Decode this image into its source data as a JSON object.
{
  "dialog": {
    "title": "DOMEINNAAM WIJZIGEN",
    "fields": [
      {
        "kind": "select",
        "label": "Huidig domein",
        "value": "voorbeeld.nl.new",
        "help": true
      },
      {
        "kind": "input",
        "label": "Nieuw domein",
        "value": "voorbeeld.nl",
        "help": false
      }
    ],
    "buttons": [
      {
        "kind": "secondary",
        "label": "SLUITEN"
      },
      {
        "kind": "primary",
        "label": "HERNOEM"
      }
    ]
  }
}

- TASK STATEMENT -
Write out every line from the records above, word for word.

- EXERCISE OUTPUT -
Decode this image into its source data as a JSON object.
{
  "dialog": {
    "title": "DOMEINNAAM WIJZIGEN",
    "fields": [
      {
        "kind": "select",
        "label": "Huidig domein",
        "value": "voorbeeld.nl.new",
        "help": true
      },
      {
        "kind": "input",
        "label": "Nieuw domein",
        "value": "voorbeeld.nl",
        "help": false
      }
    ],
    "buttons": [
      {
        "kind": "secondary",
        "label": "SLUITEN"
      },
      {
        "kind": "primary",
        "label": "HERNOEM"
      }
    ]
  }
}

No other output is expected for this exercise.